▸ **What you have to do**: Output a single figure: the number of lines in which the word "экспертной" appears.
— START —
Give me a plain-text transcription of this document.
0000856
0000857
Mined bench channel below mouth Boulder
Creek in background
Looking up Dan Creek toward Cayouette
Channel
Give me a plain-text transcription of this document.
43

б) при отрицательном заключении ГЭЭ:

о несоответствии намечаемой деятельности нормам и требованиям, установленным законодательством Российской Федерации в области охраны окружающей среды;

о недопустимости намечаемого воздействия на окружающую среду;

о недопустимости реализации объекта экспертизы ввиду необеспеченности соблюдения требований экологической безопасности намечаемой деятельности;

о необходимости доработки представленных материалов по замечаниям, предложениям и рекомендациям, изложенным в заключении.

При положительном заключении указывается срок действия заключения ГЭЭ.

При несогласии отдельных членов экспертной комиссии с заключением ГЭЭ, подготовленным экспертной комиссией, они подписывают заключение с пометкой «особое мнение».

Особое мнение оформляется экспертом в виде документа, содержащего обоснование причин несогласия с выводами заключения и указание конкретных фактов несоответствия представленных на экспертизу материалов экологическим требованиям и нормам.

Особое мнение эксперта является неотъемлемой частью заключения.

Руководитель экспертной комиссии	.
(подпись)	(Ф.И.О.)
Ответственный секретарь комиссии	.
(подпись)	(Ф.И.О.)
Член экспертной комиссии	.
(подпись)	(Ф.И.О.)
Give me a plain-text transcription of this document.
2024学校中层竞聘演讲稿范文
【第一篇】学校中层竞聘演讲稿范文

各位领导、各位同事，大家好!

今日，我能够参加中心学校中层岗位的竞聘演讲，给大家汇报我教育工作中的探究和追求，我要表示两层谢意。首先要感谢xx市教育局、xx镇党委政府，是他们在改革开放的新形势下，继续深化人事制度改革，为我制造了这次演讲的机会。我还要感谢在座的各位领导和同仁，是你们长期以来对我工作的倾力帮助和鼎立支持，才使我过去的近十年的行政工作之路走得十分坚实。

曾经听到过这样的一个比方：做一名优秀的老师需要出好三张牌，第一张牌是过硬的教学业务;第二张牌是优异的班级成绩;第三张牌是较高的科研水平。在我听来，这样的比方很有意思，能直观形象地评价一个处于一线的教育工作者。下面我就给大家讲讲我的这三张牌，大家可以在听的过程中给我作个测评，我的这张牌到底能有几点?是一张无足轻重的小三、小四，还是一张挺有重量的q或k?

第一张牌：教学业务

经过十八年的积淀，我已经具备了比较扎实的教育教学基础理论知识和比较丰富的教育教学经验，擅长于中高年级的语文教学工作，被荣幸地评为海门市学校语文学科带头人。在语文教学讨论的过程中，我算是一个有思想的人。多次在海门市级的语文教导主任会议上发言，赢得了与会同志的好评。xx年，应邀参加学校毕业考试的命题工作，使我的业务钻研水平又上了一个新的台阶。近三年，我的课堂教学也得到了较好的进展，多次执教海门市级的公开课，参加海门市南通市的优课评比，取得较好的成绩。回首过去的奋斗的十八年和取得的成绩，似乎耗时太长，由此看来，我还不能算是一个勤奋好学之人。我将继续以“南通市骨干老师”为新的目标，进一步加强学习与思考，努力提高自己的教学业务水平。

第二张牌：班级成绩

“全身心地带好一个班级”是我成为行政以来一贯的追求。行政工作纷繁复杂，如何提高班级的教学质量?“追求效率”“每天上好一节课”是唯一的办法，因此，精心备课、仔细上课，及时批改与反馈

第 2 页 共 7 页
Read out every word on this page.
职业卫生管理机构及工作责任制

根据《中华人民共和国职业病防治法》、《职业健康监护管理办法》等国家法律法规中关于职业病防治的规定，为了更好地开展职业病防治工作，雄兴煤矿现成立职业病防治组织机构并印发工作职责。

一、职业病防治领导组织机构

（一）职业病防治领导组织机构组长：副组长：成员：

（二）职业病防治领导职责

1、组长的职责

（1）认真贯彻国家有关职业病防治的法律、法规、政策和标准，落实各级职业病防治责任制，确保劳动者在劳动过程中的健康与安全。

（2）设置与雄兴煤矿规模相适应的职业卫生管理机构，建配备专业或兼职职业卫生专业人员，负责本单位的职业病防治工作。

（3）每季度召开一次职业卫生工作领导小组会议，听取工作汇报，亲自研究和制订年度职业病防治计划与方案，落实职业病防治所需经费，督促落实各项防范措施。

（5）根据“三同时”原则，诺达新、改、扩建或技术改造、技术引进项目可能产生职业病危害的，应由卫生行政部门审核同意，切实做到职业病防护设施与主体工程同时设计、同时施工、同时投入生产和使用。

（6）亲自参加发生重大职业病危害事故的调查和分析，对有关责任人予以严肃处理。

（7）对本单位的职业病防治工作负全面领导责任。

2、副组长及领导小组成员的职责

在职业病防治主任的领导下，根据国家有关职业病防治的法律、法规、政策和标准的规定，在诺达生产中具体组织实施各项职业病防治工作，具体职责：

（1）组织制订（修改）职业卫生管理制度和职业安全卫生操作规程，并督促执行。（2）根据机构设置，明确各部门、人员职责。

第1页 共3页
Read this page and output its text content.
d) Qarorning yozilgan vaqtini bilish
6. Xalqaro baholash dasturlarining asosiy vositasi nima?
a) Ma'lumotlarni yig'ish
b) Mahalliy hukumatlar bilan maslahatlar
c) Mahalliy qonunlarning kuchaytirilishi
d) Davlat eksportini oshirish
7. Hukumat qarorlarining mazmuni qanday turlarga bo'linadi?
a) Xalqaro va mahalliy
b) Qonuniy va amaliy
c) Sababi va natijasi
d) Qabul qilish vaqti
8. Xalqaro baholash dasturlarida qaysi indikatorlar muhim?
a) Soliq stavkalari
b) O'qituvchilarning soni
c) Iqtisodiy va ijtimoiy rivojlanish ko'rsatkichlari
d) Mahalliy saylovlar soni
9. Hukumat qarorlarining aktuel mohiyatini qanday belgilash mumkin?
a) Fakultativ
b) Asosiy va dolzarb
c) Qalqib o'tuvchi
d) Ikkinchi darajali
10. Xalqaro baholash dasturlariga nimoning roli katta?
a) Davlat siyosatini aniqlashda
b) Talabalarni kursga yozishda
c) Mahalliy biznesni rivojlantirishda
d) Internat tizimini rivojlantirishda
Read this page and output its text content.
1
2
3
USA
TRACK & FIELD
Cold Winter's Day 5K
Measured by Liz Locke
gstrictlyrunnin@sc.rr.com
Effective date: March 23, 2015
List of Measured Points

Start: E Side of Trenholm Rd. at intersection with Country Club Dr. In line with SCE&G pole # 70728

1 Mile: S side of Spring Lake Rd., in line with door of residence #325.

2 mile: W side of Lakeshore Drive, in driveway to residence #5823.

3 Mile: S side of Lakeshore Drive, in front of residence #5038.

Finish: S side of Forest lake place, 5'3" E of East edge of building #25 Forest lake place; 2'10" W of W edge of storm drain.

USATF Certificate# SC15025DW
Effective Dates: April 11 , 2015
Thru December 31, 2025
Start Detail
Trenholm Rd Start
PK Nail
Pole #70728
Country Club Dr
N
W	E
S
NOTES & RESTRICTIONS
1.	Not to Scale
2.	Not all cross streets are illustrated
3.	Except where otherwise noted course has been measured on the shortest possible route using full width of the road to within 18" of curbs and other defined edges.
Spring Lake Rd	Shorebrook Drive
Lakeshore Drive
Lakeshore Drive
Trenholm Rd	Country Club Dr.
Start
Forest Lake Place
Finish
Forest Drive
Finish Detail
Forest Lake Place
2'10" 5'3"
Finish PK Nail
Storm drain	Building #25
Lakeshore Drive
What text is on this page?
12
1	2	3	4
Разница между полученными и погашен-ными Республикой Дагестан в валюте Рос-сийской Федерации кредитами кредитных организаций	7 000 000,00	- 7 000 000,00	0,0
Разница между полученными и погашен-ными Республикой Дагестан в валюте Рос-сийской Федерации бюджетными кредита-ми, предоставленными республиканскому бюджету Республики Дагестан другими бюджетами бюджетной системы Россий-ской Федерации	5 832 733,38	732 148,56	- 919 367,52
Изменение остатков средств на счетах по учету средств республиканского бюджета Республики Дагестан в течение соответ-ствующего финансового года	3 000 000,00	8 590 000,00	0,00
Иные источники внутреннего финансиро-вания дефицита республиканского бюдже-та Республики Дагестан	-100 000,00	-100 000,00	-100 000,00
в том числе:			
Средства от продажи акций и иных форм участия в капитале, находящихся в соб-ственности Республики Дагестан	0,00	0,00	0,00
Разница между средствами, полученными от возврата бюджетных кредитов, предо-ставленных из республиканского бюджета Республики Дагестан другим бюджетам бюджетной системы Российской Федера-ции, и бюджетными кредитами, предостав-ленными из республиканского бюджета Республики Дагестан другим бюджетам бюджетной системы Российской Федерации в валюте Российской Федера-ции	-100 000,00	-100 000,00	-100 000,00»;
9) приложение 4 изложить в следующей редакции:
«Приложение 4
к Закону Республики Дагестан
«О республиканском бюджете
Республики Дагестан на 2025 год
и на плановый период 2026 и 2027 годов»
— END —
▸ **Task output**: 3